» Goal:
Omit all images. Write out the rest of the material exactly.

======== Data supplied ========

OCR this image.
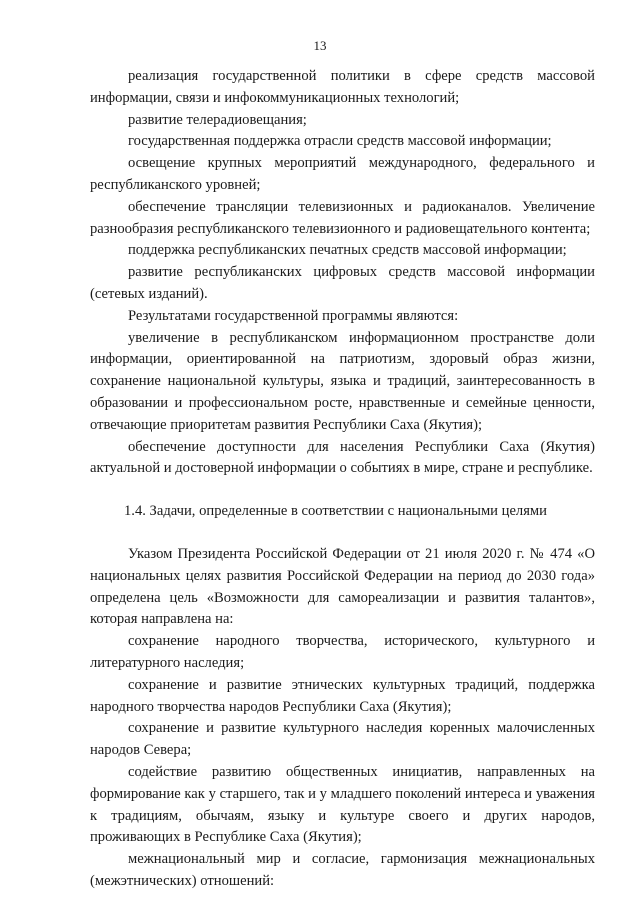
13

реализация государственной политики в сфере средств массовой информации, связи и инфокоммуникационных технологий;

развитие телерадиовещания;

государственная поддержка отрасли средств массовой информации;

освещение крупных мероприятий международного, федерального и республиканского уровней;

обеспечение трансляции телевизионных и радиоканалов. Увеличение разнообразия республиканского телевизионного и радиовещательного контента;

поддержка республиканских печатных средств массовой информации;

развитие республиканских цифровых средств массовой информации (сетевых изданий).

Результатами государственной программы являются:

увеличение в республиканском информационном пространстве доли информации, ориентированной на патриотизм, здоровый образ жизни, сохранение национальной культуры, языка и традиций, заинтересованность в образовании и профессиональном росте, нравственные и семейные ценности, отвечающие приоритетам развития Республики Саха (Якутия);

обеспечение доступности для населения Республики Саха (Якутия) актуальной и достоверной информации о событиях в мире, стране и республике.

1.4. Задачи, определенные в соответствии с национальными целями

Указом Президента Российской Федерации от 21 июля 2020 г. № 474 «О национальных целях развития Российской Федерации на период до 2030 года» определена цель «Возможности для самореализации и развития талантов», которая направлена на:

сохранение народного творчества, исторического, культурного и литературного наследия;

сохранение и развитие этнических культурных традиций, поддержка народного творчества народов Республики Саха (Якутия);

сохранение и развитие культурного наследия коренных малочисленных народов Севера;

содействие развитию общественных инициатив, направленных на формирование как у старшего, так и у младшего поколений интереса и уважения к традициям, обычаям, языку и культуре своего и других народов, проживающих в Республике Саха (Якутия);

межнациональный мир и согласие, гармонизация межнациональных (межэтнических) отношений:
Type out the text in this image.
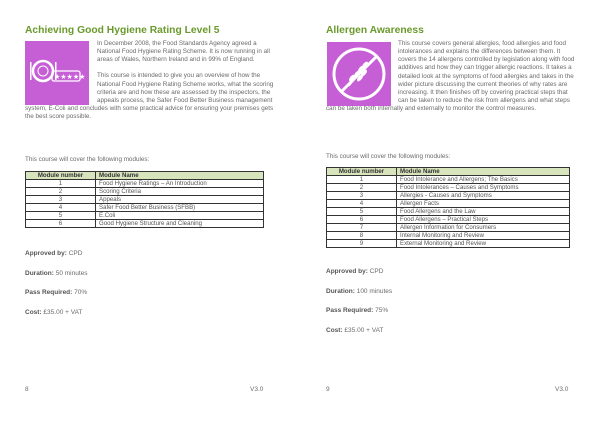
Achieving Good Hygiene Rating Level 5
★★★★★

In December 2008, the Food Standards Agency agreed a National Food Hygiene Rating Scheme. It is now running in all areas of Wales, Northern Ireland and in 99% of England.

This course is intended to give you an overview of how the National Food Hygiene Rating Scheme works, what the scoring criteria are and how these are assessed by the inspectors, the appeals process, the Safer Food Better Business management system, E-Coli and concludes with some practical advice for ensuring your premises gets the best score possible.

This course will cover the following modules:
Module number	Module Name
1	Food Hygiene Ratings – An Introduction
2	Scoring Criteria
3	Appeals
4	Safer Food Better Business (SFBB)
5	E.Coli
6	Good Hygiene Structure and Cleaning

Approved by: CPD

Duration: 50 minutes

Pass Required: 70%

Cost: £35.00 + VAT

8	V3.0
Allergen Awareness

This course covers general allergies, food allergies and food intolerances and explains the differences between them. It covers the 14 allergens controlled by legislation along with food additives and how they can trigger allergic reactions. It takes a detailed look at the symptoms of food allergies and takes in the wider picture discussing the current theories of why rates are increasing. It then finishes off by covering practical steps that can be taken to reduce the risk from allergens and what steps can be taken both internally and externally to monitor the control measures.

This course will cover the following modules:
Module number	Module Name
1	Food Intolerance and Allergens; The Basics
2	Food Intolerances – Causes and Symptoms
3	Allergies - Causes and Symptoms
4	Allergen Facts
5	Food Allergens and the Law
6	Food Allergens – Practical Steps
7	Allergen Information for Consumers
8	Internal Monitoring and Review
9	External Monitoring and Review

Approved by: CPD

Duration: 100 minutes

Pass Required: 75%

Cost: £35.00 + VAT

9	V3.0
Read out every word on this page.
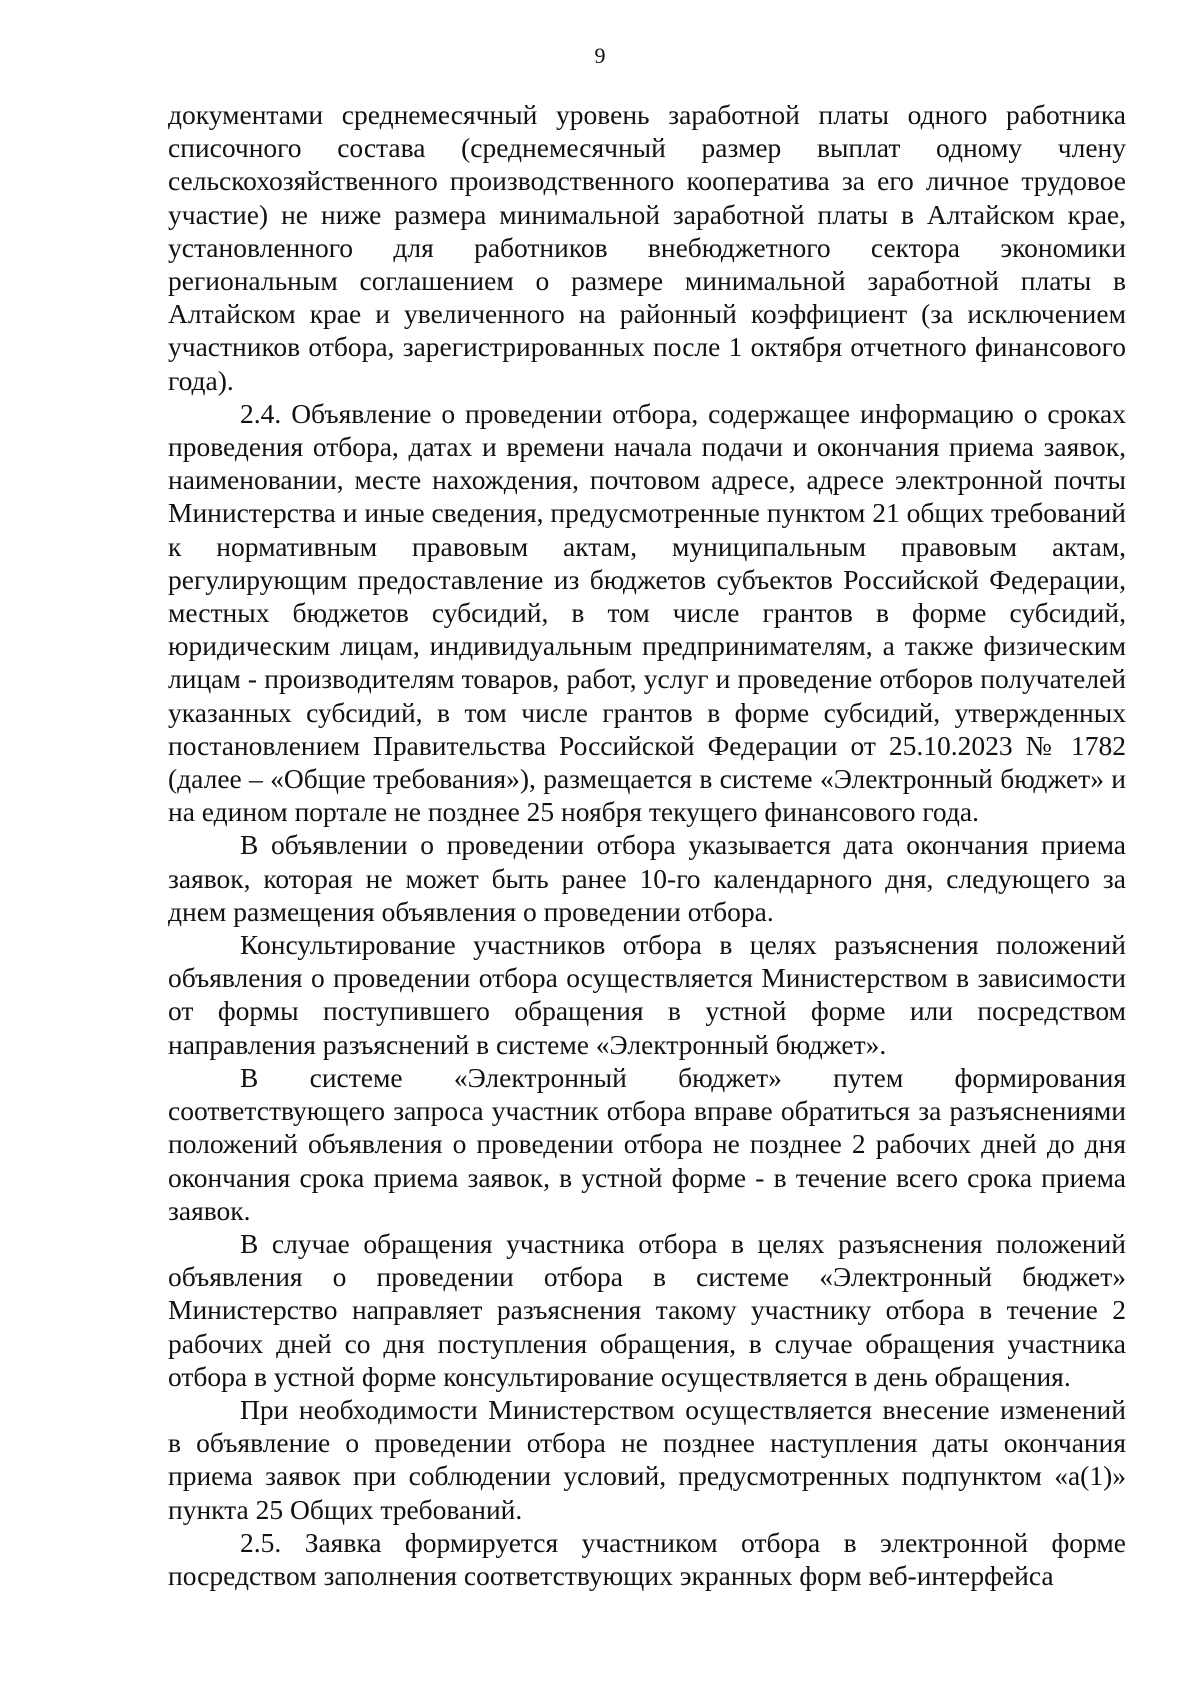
9

документами среднемесячный уровень заработной платы одного работника списочного состава (среднемесячный размер выплат одному члену сельскохозяйственного производственного кооператива за его личное трудовое участие) не ниже размера минимальной заработной платы в Алтайском крае, установленного для работников внебюджетного сектора экономики региональным соглашением о размере минимальной заработной платы в Алтайском крае и увеличенного на районный коэффициент (за исключением участников отбора, зарегистрированных после 1 октября отчетного финансового года).

2.4. Объявление о проведении отбора, содержащее информацию о сроках проведения отбора, датах и времени начала подачи и окончания приема заявок, наименовании, месте нахождения, почтовом адресе, адресе электронной почты Министерства и иные сведения, предусмотренные пунктом 21 общих требований к нормативным правовым актам, муниципальным правовым актам, регулирующим предоставление из бюджетов субъектов Российской Федерации, местных бюджетов субсидий, в том числе грантов в форме субсидий, юридическим лицам, индивидуальным предпринимателям, а также физическим лицам - производителям товаров, работ, услуг и проведение отборов получателей указанных субсидий, в том числе грантов в форме субсидий, утвержденных постановлением Правительства Российской Федерации от 25.10.2023 № 1782 (далее – «Общие требования»), размещается в системе «Электронный бюджет» и на едином портале не позднее 25 ноября текущего финансового года.

В объявлении о проведении отбора указывается дата окончания приема заявок, которая не может быть ранее 10-го календарного дня, следующего за днем размещения объявления о проведении отбора.

Консультирование участников отбора в целях разъяснения положений объявления о проведении отбора осуществляется Министерством в зависимости от формы поступившего обращения в устной форме или посредством направления разъяснений в системе «Электронный бюджет».

В системе «Электронный бюджет» путем формирования соответствующего запроса участник отбора вправе обратиться за разъяснениями положений объявления о проведении отбора не позднее 2 рабочих дней до дня окончания срока приема заявок, в устной форме - в течение всего срока приема заявок.

В случае обращения участника отбора в целях разъяснения положений объявления о проведении отбора в системе «Электронный бюджет» Министерство направляет разъяснения такому участнику отбора в течение 2 рабочих дней со дня поступления обращения, в случае обращения участника отбора в устной форме консультирование осуществляется в день обращения.

При необходимости Министерством осуществляется внесение изменений в объявление о проведении отбора не позднее наступления даты окончания приема заявок при соблюдении условий, предусмотренных подпунктом «а(1)» пункта 25 Общих требований.

2.5. Заявка формируется участником отбора в электронной форме посредством заполнения соответствующих экранных форм веб-интерфейса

========

» Solution:
OCR this image.
13

реализация государственной политики в сфере средств массовой информации, связи и инфокоммуникационных технологий;

развитие телерадиовещания;

государственная поддержка отрасли средств массовой информации;

освещение крупных мероприятий международного, федерального и республиканского уровней;

обеспечение трансляции телевизионных и радиоканалов. Увеличение разнообразия республиканского телевизионного и радиовещательного контента;

поддержка республиканских печатных средств массовой информации;

развитие республиканских цифровых средств массовой информации (сетевых изданий).

Результатами государственной программы являются:

увеличение в республиканском информационном пространстве доли информации, ориентированной на патриотизм, здоровый образ жизни, сохранение национальной культуры, языка и традиций, заинтересованность в образовании и профессиональном росте, нравственные и семейные ценности, отвечающие приоритетам развития Республики Саха (Якутия);

обеспечение доступности для населения Республики Саха (Якутия) актуальной и достоверной информации о событиях в мире, стране и республике.

1.4. Задачи, определенные в соответствии с национальными целями

Указом Президента Российской Федерации от 21 июля 2020 г. № 474 «О национальных целях развития Российской Федерации на период до 2030 года» определена цель «Возможности для самореализации и развития талантов», которая направлена на:

сохранение народного творчества, исторического, культурного и литературного наследия;

сохранение и развитие этнических культурных традиций, поддержка народного творчества народов Республики Саха (Якутия);

сохранение и развитие культурного наследия коренных малочисленных народов Севера;

содействие развитию общественных инициатив, направленных на формирование как у старшего, так и у младшего поколений интереса и уважения к традициям, обычаям, языку и культуре своего и других народов, проживающих в Республике Саха (Якутия);

межнациональный мир и согласие, гармонизация межнациональных (межэтнических) отношений:
Type out the text in this image.
Achieving Good Hygiene Rating Level 5
★★★★★

In December 2008, the Food Standards Agency agreed a National Food Hygiene Rating Scheme. It is now running in all areas of Wales, Northern Ireland and in 99% of England.

This course is intended to give you an overview of how the National Food Hygiene Rating Scheme works, what the scoring criteria are and how these are assessed by the inspectors, the appeals process, the Safer Food Better Business management system, E-Coli and concludes with some practical advice for ensuring your premises gets the best score possible.

This course will cover the following modules:
Module number	Module Name
1	Food Hygiene Ratings – An Introduction
2	Scoring Criteria
3	Appeals
4	Safer Food Better Business (SFBB)
5	E.Coli
6	Good Hygiene Structure and Cleaning

Approved by: CPD

Duration: 50 minutes

Pass Required: 70%

Cost: £35.00 + VAT

8	V3.0
Allergen Awareness

This course covers general allergies, food allergies and food intolerances and explains the differences between them. It covers the 14 allergens controlled by legislation along with food additives and how they can trigger allergic reactions. It takes a detailed look at the symptoms of food allergies and takes in the wider picture discussing the current theories of why rates are increasing. It then finishes off by covering practical steps that can be taken to reduce the risk from allergens and what steps can be taken both internally and externally to monitor the control measures.

This course will cover the following modules:
Module number	Module Name
1	Food Intolerance and Allergens; The Basics
2	Food Intolerances – Causes and Symptoms
3	Allergies - Causes and Symptoms
4	Allergen Facts
5	Food Allergens and the Law
6	Food Allergens – Practical Steps
7	Allergen Information for Consumers
8	Internal Monitoring and Review
9	External Monitoring and Review

Approved by: CPD

Duration: 100 minutes

Pass Required: 75%

Cost: £35.00 + VAT

9	V3.0
Read out every word on this page.
9

документами среднемесячный уровень заработной платы одного работника списочного состава (среднемесячный размер выплат одному члену сельскохозяйственного производственного кооператива за его личное трудовое участие) не ниже размера минимальной заработной платы в Алтайском крае, установленного для работников внебюджетного сектора экономики региональным соглашением о размере минимальной заработной платы в Алтайском крае и увеличенного на районный коэффициент (за исключением участников отбора, зарегистрированных после 1 октября отчетного финансового года).

2.4. Объявление о проведении отбора, содержащее информацию о сроках проведения отбора, датах и времени начала подачи и окончания приема заявок, наименовании, месте нахождения, почтовом адресе, адресе электронной почты Министерства и иные сведения, предусмотренные пунктом 21 общих требований к нормативным правовым актам, муниципальным правовым актам, регулирующим предоставление из бюджетов субъектов Российской Федерации, местных бюджетов субсидий, в том числе грантов в форме субсидий, юридическим лицам, индивидуальным предпринимателям, а также физическим лицам - производителям товаров, работ, услуг и проведение отборов получателей указанных субсидий, в том числе грантов в форме субсидий, утвержденных постановлением Правительства Российской Федерации от 25.10.2023 № 1782 (далее – «Общие требования»), размещается в системе «Электронный бюджет» и на едином портале не позднее 25 ноября текущего финансового года.

В объявлении о проведении отбора указывается дата окончания приема заявок, которая не может быть ранее 10-го календарного дня, следующего за днем размещения объявления о проведении отбора.

Консультирование участников отбора в целях разъяснения положений объявления о проведении отбора осуществляется Министерством в зависимости от формы поступившего обращения в устной форме или посредством направления разъяснений в системе «Электронный бюджет».

В системе «Электронный бюджет» путем формирования соответствующего запроса участник отбора вправе обратиться за разъяснениями положений объявления о проведении отбора не позднее 2 рабочих дней до дня окончания срока приема заявок, в устной форме - в течение всего срока приема заявок.

В случае обращения участника отбора в целях разъяснения положений объявления о проведении отбора в системе «Электронный бюджет» Министерство направляет разъяснения такому участнику отбора в течение 2 рабочих дней со дня поступления обращения, в случае обращения участника отбора в устной форме консультирование осуществляется в день обращения.

При необходимости Министерством осуществляется внесение изменений в объявление о проведении отбора не позднее наступления даты окончания приема заявок при соблюдении условий, предусмотренных подпунктом «а(1)» пункта 25 Общих требований.

2.5. Заявка формируется участником отбора в электронной форме посредством заполнения соответствующих экранных форм веб-интерфейса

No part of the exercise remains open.